------ Supplied material

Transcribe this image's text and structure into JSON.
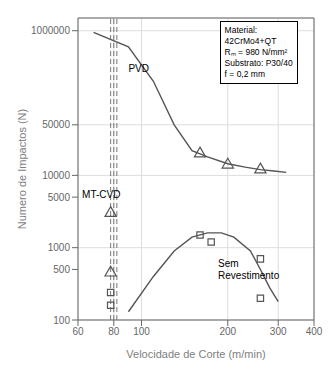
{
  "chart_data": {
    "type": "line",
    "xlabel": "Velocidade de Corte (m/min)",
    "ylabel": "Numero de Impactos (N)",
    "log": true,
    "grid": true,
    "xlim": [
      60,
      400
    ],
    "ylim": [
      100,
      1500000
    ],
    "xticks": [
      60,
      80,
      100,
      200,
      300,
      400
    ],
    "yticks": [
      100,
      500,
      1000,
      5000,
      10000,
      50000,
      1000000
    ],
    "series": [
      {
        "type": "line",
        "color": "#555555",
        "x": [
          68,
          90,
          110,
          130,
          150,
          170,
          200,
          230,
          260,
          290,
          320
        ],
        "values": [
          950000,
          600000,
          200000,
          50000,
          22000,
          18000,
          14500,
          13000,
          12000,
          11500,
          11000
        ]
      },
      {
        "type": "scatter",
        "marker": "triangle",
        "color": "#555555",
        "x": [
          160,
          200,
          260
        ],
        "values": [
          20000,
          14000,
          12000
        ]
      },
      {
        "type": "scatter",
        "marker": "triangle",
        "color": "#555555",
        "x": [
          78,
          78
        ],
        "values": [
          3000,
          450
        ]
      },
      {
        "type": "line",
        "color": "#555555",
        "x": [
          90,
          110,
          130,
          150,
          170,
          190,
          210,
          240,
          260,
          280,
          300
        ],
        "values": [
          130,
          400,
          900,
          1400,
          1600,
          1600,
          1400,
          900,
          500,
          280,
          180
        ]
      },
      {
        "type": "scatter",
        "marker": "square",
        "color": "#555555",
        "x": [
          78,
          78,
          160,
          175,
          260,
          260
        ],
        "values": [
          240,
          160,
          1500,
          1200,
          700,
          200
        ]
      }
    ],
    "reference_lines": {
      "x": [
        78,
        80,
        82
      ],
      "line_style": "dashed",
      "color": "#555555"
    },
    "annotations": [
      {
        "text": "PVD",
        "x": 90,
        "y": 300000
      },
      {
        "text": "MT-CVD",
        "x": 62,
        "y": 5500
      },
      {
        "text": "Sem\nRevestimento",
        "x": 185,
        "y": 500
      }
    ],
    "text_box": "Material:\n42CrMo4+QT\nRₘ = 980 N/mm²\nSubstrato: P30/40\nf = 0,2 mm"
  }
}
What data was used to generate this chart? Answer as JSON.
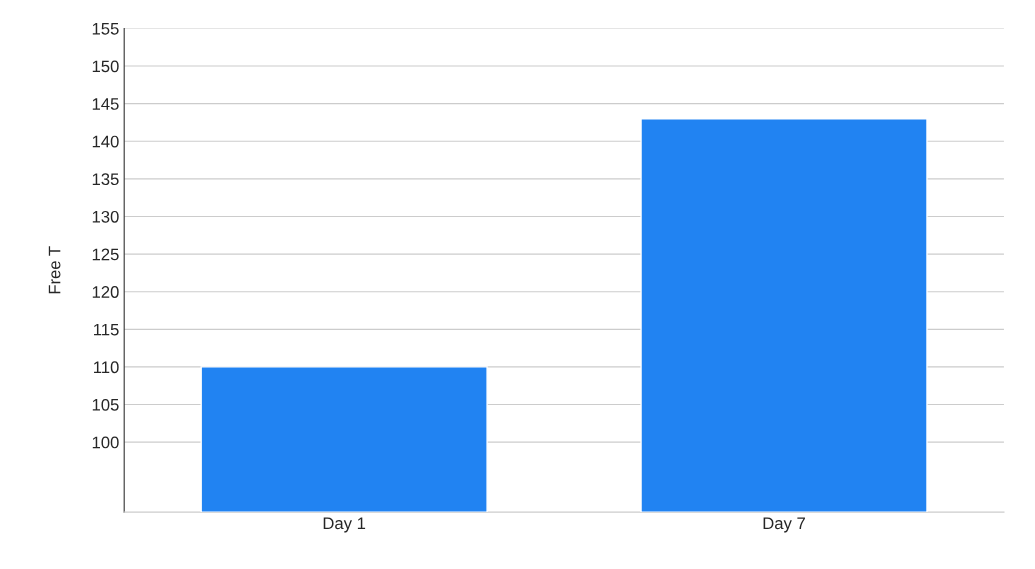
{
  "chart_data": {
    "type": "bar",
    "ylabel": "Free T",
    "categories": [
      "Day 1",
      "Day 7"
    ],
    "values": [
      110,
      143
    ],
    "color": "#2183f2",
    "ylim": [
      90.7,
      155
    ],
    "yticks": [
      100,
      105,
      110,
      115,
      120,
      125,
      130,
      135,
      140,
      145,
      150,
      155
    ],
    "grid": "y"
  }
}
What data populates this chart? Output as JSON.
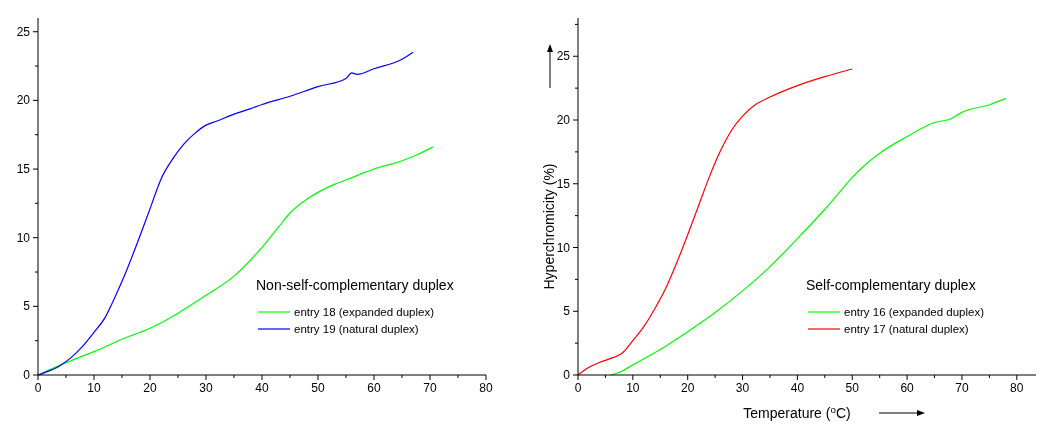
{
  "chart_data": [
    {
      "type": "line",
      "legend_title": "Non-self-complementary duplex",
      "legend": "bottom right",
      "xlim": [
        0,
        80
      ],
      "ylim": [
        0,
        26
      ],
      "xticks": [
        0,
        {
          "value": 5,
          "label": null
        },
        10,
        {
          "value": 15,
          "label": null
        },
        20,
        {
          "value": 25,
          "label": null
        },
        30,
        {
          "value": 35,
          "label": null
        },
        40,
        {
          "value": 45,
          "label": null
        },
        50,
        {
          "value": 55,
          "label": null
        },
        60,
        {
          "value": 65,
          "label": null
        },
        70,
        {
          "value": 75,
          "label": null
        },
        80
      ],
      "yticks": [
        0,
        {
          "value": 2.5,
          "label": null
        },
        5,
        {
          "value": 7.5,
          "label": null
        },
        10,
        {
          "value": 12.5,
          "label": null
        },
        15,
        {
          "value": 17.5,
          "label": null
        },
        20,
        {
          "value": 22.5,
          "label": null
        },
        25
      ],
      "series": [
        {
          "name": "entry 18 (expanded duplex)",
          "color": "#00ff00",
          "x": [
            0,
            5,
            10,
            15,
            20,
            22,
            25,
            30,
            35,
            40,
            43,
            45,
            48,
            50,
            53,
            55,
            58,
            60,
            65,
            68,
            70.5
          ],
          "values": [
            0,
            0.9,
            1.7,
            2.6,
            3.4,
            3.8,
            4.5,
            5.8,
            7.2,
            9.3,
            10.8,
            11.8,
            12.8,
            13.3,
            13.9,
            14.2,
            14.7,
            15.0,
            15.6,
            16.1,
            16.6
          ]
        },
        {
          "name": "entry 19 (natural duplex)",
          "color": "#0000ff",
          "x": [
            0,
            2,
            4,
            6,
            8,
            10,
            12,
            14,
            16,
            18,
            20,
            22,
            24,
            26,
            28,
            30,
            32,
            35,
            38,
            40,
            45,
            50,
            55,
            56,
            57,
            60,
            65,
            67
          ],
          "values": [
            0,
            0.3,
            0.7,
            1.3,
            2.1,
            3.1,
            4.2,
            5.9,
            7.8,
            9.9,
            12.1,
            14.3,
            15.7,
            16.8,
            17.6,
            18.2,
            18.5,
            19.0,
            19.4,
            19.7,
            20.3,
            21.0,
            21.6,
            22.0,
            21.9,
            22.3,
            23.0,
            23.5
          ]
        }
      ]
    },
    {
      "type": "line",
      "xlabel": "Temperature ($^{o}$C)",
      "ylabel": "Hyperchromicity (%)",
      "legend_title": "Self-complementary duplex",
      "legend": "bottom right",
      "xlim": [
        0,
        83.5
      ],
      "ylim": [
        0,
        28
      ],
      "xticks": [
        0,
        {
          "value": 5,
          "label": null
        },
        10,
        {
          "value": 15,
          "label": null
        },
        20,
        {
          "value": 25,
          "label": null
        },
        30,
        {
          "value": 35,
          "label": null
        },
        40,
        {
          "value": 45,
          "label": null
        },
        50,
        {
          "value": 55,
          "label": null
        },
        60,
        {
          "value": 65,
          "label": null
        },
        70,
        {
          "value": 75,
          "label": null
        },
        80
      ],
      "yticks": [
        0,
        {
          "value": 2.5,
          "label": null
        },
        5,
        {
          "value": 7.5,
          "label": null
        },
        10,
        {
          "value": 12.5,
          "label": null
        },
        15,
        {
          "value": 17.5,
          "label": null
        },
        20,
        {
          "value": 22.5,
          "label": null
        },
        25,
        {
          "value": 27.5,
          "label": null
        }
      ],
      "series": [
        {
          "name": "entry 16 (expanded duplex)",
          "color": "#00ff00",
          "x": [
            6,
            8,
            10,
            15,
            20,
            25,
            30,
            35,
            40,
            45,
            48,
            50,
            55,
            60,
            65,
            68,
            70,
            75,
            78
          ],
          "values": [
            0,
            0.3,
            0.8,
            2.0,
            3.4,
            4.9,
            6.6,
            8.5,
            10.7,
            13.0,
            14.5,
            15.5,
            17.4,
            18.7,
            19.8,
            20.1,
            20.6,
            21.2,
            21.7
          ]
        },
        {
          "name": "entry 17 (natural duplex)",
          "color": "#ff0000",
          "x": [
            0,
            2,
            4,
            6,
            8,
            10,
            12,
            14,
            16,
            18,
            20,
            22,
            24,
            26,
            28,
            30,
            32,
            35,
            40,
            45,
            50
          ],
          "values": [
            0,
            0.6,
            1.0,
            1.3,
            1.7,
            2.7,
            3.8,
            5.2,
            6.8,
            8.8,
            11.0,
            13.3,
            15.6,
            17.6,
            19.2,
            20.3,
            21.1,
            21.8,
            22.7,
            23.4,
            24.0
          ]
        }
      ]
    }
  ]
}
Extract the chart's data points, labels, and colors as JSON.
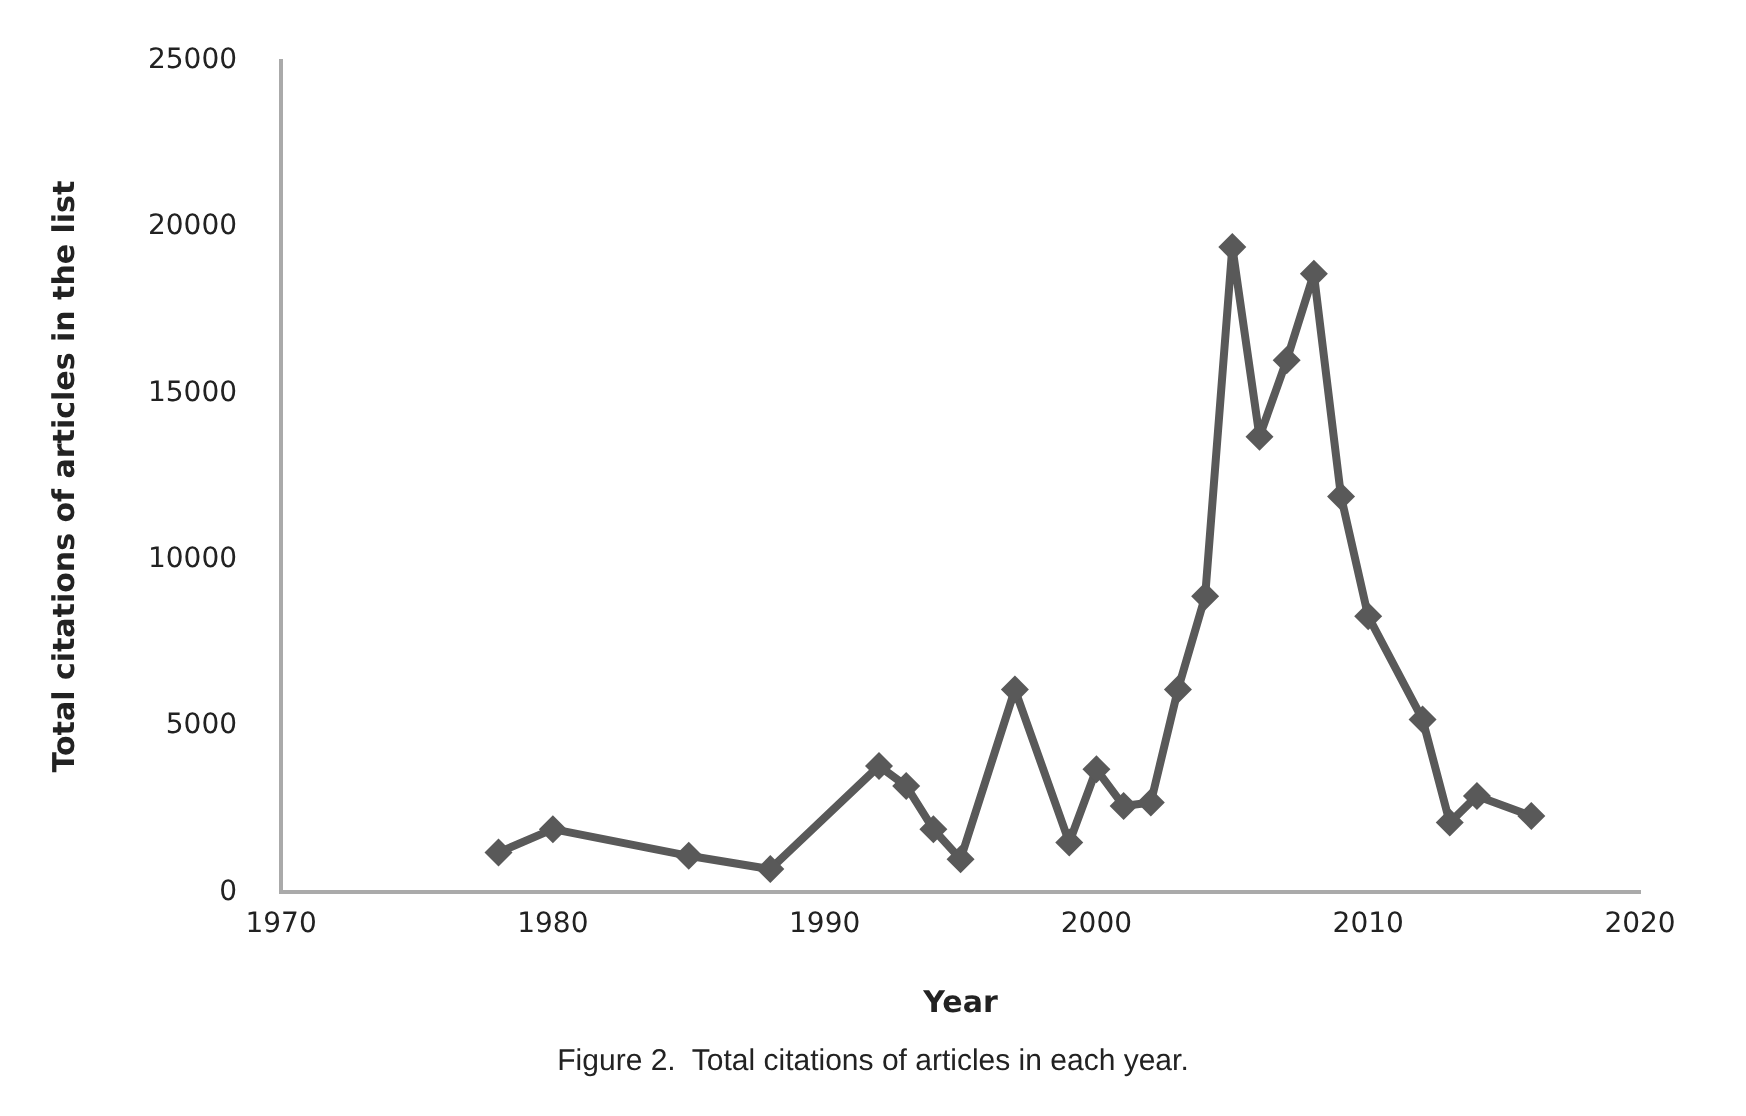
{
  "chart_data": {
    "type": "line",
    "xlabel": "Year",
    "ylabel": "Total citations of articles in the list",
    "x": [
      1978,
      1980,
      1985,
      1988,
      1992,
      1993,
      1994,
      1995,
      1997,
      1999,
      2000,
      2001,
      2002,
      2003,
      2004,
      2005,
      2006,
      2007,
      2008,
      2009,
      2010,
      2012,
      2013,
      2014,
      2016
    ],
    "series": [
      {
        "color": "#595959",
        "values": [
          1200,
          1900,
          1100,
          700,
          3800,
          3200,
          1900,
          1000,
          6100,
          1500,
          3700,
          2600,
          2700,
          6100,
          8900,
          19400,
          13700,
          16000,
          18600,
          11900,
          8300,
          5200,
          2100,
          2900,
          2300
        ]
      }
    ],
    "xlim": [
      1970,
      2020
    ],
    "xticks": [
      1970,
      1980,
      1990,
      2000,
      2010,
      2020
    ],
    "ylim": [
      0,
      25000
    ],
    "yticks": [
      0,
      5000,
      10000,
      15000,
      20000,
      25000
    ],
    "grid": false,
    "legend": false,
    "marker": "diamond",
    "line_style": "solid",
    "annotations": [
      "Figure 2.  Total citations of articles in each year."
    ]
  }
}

------------

__Request__
Find every line in the listing that holds the string "duplex", then say how many there are as a bare number.

__Reply__
6